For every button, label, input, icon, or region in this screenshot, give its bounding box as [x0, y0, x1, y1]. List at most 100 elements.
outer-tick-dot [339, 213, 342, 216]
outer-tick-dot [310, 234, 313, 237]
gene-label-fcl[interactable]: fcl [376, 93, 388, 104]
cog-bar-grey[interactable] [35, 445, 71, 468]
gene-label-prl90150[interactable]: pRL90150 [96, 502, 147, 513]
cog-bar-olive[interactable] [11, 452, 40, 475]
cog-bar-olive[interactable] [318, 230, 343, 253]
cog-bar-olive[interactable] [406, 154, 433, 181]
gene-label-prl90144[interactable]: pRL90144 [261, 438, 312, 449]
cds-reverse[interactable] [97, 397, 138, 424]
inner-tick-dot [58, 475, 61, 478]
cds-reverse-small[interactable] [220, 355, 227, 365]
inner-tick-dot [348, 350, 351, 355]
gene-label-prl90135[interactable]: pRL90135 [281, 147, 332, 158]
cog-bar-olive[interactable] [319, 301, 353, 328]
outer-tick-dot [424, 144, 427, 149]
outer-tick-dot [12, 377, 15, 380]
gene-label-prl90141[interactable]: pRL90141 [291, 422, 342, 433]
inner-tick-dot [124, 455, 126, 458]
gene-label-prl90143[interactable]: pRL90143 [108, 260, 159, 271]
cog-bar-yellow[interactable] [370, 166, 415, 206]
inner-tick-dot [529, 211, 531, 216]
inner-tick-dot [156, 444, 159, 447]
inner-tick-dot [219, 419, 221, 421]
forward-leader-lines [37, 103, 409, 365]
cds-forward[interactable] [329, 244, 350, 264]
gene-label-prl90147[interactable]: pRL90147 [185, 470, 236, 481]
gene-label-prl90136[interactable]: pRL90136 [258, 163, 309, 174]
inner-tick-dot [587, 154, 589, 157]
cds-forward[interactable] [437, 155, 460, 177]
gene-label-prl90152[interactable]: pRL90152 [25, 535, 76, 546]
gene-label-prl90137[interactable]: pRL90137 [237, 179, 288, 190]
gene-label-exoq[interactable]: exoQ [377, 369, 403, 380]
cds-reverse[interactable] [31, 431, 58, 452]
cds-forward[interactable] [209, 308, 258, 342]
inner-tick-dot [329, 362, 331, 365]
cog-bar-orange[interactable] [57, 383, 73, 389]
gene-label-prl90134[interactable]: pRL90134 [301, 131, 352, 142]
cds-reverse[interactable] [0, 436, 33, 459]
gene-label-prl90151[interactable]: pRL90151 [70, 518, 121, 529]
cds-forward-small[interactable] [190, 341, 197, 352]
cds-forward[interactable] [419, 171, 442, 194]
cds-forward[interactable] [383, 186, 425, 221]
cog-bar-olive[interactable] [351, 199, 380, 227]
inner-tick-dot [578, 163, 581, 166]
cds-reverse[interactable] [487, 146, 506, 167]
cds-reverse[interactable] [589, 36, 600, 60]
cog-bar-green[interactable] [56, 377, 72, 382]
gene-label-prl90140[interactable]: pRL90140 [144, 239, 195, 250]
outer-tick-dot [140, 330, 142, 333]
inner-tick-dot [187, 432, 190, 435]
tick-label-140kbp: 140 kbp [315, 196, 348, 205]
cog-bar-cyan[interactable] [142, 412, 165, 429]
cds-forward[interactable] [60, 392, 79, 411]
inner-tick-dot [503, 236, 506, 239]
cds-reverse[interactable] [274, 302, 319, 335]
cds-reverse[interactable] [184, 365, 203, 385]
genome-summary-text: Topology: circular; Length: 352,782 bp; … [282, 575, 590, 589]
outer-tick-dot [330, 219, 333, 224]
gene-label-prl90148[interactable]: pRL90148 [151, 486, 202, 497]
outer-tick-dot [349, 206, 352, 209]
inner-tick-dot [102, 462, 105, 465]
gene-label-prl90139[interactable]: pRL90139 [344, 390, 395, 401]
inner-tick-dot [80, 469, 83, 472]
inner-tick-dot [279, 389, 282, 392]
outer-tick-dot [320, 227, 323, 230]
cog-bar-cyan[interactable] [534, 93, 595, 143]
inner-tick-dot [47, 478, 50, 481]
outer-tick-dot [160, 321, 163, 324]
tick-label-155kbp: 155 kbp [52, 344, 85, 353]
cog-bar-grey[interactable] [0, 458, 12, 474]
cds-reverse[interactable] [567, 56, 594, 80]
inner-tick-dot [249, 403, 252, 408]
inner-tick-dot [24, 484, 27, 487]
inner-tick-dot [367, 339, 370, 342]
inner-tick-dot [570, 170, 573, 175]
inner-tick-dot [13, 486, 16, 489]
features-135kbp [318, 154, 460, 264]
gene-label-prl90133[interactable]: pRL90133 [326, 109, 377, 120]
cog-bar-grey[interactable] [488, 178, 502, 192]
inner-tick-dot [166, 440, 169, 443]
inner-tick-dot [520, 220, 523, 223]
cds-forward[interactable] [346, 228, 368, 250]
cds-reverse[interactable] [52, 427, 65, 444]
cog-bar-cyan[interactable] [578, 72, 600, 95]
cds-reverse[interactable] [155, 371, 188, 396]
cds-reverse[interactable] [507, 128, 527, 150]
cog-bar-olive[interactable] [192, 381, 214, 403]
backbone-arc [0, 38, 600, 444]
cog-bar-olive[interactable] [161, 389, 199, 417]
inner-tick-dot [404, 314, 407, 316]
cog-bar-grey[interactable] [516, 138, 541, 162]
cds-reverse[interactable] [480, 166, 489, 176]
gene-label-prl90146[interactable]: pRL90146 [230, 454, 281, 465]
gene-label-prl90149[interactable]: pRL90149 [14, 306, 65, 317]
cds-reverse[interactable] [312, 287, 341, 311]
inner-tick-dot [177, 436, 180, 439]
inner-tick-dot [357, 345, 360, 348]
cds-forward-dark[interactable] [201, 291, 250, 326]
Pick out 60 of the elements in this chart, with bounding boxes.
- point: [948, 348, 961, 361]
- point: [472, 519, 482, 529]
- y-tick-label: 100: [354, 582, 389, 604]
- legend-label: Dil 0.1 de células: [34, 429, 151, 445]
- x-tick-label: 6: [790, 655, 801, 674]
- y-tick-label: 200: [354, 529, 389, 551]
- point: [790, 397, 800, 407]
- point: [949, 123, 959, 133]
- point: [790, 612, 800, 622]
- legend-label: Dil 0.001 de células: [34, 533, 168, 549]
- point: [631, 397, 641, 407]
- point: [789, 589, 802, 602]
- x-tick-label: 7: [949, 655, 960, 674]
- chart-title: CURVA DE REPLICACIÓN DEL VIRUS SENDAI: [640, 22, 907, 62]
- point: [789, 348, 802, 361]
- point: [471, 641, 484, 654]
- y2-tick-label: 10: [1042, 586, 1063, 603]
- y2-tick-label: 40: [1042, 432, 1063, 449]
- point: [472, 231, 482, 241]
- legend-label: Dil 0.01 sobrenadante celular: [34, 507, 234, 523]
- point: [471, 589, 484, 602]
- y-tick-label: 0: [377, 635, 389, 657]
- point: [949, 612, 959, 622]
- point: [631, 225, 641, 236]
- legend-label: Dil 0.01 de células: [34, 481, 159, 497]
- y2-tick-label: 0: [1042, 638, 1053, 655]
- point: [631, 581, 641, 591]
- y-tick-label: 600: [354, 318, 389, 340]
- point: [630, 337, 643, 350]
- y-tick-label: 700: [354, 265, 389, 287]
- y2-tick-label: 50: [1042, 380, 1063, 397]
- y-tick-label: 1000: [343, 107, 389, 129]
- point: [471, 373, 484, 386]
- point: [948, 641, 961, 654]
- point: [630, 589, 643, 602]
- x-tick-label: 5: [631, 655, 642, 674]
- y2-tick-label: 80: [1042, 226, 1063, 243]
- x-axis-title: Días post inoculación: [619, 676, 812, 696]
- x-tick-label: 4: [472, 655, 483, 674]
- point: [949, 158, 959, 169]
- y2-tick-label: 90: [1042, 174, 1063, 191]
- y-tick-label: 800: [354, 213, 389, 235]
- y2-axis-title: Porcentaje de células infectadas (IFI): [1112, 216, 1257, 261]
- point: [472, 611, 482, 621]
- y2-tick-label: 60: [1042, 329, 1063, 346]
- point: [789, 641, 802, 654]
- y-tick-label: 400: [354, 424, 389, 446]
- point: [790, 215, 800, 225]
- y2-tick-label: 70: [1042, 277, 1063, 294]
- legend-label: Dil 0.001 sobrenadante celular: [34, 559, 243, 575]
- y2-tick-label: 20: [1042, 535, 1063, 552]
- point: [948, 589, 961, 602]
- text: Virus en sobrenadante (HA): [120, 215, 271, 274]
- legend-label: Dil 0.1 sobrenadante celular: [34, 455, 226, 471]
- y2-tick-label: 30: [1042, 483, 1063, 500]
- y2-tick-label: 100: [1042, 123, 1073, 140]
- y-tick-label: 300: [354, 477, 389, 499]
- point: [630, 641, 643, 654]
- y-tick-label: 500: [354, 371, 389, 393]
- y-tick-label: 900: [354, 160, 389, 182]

### WHAT THE EXERCISE ASKS
Look through the entries and copy every line in which the string "bounding" appears.

### WRITTEN RESPONSE
For every button, label, input, icon, or region in this screenshot, give its bounding box as [x0, y0, x1, y1]. List at most 100 elements.
Pick out 60 of the elements in this chart, with bounding boxes.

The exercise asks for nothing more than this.